===== Dataset records
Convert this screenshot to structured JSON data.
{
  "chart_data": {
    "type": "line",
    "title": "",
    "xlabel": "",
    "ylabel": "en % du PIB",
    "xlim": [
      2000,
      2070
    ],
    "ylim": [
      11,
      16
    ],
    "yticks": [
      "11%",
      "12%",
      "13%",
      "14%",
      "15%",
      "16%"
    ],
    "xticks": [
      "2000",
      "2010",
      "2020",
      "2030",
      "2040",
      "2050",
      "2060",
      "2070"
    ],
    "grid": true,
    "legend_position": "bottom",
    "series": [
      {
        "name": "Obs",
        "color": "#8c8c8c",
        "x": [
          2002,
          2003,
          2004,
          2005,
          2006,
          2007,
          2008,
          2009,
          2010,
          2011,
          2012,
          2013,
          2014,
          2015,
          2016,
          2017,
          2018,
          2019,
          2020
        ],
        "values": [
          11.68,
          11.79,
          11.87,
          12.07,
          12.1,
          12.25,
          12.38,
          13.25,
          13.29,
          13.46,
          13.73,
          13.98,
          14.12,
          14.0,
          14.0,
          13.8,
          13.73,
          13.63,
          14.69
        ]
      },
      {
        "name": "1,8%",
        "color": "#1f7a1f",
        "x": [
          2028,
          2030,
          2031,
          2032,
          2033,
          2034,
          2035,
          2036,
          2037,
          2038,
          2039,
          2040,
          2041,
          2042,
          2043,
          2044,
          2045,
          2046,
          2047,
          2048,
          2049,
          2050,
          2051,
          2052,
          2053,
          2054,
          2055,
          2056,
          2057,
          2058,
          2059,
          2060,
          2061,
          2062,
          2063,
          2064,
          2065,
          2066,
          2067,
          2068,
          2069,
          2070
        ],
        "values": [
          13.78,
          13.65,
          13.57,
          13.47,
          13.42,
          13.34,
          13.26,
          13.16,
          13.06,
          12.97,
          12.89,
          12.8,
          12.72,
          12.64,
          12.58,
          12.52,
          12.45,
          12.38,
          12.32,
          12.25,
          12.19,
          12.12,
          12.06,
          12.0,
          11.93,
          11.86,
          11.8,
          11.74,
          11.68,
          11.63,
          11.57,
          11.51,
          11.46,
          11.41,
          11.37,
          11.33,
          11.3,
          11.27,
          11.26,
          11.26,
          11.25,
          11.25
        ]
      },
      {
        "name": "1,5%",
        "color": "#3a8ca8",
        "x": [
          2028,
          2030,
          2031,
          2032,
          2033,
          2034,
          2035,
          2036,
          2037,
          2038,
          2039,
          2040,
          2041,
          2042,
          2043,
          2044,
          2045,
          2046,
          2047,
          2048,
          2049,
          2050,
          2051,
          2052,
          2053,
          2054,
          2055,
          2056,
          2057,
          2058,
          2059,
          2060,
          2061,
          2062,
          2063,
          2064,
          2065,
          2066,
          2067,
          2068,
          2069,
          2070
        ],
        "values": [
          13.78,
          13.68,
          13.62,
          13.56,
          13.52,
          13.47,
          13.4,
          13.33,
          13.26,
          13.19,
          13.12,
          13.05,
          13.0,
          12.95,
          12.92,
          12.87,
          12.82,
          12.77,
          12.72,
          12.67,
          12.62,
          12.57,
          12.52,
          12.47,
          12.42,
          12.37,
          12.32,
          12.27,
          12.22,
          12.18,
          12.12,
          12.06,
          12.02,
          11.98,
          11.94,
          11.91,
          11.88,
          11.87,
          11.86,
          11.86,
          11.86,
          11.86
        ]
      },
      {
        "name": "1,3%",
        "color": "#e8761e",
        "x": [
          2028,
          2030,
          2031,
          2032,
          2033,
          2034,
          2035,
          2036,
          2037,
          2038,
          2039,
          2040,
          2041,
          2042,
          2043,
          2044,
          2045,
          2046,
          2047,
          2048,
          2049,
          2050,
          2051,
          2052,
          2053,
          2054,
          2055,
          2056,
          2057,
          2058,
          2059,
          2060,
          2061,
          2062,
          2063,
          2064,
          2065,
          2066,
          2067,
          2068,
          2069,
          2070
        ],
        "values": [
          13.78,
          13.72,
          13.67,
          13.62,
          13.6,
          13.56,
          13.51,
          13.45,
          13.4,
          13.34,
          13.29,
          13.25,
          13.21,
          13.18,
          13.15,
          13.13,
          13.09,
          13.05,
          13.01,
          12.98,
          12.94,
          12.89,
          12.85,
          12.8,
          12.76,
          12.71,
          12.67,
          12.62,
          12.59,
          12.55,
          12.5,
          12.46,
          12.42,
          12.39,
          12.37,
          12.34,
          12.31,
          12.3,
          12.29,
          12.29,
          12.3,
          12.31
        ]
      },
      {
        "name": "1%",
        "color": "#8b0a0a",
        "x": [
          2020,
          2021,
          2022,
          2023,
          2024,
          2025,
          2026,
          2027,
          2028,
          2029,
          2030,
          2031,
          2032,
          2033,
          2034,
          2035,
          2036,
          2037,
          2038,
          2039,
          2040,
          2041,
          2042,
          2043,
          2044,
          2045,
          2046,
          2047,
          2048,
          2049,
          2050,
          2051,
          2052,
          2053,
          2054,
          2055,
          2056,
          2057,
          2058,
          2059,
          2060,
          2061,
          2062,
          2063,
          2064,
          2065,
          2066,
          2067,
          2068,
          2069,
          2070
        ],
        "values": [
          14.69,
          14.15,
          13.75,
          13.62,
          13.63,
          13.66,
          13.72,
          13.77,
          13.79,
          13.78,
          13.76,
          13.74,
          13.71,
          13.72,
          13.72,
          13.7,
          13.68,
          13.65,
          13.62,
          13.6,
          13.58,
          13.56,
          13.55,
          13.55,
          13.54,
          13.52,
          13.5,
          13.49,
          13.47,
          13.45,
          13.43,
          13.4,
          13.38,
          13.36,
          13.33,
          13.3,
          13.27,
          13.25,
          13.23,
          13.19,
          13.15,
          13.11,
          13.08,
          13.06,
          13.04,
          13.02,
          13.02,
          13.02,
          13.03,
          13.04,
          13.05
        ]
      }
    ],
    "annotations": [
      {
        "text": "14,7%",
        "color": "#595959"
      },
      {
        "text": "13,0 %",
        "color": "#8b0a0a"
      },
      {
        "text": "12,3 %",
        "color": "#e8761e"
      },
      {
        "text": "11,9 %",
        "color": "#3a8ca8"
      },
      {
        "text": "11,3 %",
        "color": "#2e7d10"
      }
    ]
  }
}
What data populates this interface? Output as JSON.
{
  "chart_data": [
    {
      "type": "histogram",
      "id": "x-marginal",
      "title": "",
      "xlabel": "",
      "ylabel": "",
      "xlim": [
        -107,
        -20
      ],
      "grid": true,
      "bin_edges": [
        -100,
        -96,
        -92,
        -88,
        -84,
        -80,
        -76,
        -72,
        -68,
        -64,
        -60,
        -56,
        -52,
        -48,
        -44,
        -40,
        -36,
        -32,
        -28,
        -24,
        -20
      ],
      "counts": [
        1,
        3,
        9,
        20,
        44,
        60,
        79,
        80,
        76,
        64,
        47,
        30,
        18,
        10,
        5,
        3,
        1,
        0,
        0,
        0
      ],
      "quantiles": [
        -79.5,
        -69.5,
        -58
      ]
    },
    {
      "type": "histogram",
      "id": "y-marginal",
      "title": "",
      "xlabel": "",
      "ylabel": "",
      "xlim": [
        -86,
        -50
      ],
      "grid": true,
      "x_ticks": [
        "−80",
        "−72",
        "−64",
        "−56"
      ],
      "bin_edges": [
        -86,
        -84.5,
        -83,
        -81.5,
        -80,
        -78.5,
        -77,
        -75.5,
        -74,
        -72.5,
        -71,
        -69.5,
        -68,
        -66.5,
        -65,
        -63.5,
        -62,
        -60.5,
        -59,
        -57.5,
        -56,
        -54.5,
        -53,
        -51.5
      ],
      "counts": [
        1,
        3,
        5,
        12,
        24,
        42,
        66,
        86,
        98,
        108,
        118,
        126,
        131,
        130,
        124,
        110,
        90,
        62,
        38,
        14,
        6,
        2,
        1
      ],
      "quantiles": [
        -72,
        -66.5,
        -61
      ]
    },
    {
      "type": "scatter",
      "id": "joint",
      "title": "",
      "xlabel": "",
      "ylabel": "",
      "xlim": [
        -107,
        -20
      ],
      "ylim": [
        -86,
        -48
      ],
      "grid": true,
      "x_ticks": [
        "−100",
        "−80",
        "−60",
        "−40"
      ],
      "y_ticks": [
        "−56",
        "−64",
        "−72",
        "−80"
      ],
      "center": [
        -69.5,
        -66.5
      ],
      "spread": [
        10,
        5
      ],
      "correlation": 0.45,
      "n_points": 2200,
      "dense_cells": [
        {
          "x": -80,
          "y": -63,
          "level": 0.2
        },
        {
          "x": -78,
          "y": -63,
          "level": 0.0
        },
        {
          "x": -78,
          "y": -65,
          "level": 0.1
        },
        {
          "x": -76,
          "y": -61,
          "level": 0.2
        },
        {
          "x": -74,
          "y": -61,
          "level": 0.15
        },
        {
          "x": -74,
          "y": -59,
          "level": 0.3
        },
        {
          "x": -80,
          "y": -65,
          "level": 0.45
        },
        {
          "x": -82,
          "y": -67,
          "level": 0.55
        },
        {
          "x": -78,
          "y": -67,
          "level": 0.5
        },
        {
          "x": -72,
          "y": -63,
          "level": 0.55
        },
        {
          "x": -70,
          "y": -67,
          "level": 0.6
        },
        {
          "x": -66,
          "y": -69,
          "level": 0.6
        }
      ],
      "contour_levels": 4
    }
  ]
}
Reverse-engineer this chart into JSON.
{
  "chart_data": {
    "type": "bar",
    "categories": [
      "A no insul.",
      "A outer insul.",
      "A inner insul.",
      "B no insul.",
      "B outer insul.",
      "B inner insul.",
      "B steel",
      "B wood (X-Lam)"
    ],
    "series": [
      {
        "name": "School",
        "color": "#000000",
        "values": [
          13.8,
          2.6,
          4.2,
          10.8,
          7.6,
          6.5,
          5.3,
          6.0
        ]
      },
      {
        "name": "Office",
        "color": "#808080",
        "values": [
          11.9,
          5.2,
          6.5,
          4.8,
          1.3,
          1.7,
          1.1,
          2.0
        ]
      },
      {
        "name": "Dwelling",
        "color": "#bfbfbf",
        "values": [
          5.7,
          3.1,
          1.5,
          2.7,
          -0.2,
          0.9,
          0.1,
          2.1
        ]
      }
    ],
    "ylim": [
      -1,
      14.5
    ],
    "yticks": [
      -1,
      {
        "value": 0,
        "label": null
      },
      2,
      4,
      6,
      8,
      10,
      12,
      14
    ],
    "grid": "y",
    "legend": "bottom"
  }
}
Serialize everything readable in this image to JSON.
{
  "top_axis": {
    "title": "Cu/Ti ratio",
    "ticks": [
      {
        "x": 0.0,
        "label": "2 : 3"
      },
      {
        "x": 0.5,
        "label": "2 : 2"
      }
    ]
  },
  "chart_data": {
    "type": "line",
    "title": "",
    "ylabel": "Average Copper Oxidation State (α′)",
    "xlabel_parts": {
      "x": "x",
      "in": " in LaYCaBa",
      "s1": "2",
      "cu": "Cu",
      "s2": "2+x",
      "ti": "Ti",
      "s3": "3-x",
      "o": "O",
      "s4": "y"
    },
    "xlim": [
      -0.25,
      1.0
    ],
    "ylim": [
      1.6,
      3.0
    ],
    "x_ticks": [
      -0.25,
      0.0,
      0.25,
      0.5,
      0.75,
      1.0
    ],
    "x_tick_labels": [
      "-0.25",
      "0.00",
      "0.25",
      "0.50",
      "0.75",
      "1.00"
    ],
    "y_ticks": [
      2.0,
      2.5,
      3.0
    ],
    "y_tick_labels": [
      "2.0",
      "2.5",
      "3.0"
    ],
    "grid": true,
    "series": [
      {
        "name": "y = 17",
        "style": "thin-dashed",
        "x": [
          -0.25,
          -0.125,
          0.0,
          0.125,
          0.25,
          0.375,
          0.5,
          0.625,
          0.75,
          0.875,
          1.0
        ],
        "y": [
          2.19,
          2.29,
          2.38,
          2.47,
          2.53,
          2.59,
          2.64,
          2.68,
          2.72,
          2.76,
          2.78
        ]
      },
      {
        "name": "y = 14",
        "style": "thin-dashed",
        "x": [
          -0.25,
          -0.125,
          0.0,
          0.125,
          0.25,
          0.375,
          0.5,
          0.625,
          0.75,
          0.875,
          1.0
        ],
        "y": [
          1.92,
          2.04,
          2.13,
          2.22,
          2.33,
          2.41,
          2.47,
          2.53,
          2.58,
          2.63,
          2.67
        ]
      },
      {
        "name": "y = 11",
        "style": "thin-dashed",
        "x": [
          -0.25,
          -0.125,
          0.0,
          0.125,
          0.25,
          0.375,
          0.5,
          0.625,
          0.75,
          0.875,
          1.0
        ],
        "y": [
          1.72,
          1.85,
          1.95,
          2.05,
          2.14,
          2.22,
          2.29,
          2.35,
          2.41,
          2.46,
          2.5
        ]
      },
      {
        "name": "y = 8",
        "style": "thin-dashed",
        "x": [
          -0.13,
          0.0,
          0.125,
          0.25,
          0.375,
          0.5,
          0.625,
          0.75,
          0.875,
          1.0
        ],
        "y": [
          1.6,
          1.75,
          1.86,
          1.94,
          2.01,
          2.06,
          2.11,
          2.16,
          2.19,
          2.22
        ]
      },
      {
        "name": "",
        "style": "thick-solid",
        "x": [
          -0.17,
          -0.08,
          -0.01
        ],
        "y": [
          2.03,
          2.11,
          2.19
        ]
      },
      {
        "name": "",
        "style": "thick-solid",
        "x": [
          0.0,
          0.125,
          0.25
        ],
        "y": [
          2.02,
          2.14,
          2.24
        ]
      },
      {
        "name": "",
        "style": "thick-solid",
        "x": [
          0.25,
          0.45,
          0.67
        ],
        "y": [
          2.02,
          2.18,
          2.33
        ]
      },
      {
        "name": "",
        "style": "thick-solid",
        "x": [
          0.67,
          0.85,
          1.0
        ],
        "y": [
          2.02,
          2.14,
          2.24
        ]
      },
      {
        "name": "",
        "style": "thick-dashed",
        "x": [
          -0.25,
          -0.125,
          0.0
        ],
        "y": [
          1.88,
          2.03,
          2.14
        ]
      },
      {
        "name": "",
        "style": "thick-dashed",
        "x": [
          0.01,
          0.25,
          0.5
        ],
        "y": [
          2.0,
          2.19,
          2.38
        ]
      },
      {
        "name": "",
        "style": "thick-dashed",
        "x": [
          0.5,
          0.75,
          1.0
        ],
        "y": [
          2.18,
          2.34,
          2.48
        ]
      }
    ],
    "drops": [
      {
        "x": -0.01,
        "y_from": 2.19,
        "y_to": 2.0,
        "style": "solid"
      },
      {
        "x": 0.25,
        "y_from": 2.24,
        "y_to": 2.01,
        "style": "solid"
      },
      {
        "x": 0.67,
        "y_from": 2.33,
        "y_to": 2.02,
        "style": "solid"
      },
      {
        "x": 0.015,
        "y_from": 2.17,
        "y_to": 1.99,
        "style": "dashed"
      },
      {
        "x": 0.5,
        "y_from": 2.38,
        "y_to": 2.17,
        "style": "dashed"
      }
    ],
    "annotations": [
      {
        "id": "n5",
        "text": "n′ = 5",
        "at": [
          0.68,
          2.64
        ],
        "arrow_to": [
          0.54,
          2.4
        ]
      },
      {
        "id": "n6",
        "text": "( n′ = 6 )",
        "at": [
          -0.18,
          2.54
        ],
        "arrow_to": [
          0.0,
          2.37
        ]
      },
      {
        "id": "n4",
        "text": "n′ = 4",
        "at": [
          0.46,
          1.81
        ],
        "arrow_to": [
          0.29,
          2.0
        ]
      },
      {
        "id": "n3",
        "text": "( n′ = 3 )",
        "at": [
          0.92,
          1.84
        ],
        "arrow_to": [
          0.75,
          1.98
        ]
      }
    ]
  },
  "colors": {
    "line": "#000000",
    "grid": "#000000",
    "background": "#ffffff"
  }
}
==========
◆ Work to be completed:
Show every line from the entries above in which the word "insul" appears.

◆ Answer:
      "A no insul.",
      "A outer insul.",
      "A inner insul.",
      "B no insul.",
      "B outer insul.",
      "B inner insul.",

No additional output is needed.